»»
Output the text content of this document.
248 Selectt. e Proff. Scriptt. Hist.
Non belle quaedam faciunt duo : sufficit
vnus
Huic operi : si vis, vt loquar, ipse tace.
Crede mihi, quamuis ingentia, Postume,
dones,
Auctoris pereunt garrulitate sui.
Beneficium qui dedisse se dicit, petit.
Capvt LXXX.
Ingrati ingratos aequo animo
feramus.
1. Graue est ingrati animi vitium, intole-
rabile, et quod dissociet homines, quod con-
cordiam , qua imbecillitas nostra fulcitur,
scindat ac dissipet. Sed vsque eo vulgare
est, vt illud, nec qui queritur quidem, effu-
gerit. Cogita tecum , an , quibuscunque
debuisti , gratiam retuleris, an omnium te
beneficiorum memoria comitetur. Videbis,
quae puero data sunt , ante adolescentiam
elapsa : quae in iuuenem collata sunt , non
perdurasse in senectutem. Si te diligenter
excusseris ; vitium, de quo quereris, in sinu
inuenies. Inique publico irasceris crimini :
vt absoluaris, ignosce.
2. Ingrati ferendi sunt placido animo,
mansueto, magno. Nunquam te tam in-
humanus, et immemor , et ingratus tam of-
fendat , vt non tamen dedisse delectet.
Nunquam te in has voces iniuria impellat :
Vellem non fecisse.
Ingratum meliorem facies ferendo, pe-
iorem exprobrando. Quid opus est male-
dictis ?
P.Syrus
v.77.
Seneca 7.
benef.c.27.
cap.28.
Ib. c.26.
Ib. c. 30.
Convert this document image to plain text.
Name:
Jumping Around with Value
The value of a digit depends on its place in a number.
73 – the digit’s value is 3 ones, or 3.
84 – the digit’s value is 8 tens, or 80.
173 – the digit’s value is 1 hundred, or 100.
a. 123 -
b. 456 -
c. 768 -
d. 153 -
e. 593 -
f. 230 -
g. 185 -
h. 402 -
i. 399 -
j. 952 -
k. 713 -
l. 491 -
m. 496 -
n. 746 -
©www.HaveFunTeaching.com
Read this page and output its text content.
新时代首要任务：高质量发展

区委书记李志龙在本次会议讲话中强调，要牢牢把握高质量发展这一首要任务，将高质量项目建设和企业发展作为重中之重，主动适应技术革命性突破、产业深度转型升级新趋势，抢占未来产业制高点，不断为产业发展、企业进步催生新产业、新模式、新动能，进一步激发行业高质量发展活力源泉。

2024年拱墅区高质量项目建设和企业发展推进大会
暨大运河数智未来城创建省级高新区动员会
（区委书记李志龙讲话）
««
- **WORK INSTRUCTIONS**
Could you quote, exactly as they appear, the line containing "Convert this document image to plain text." and every line after it to the end of the records above?

- **RESPONSE TO THIS EXERCISE**
Convert this document image to plain text.
Name:
Jumping Around with Value
The value of a digit depends on its place in a number.
73 – the digit’s value is 3 ones, or 3.
84 – the digit’s value is 8 tens, or 80.
173 – the digit’s value is 1 hundred, or 100.
a. 123 -
b. 456 -
c. 768 -
d. 153 -
e. 593 -
f. 230 -
g. 185 -
h. 402 -
i. 399 -
j. 952 -
k. 713 -
l. 491 -
m. 496 -
n. 746 -
©www.HaveFunTeaching.com
Read this page and output its text content.
新时代首要任务：高质量发展

区委书记李志龙在本次会议讲话中强调，要牢牢把握高质量发展这一首要任务，将高质量项目建设和企业发展作为重中之重，主动适应技术革命性突破、产业深度转型升级新趋势，抢占未来产业制高点，不断为产业发展、企业进步催生新产业、新模式、新动能，进一步激发行业高质量发展活力源泉。

2024年拱墅区高质量项目建设和企业发展推进大会
暨大运河数智未来城创建省级高新区动员会
（区委书记李志龙讲话）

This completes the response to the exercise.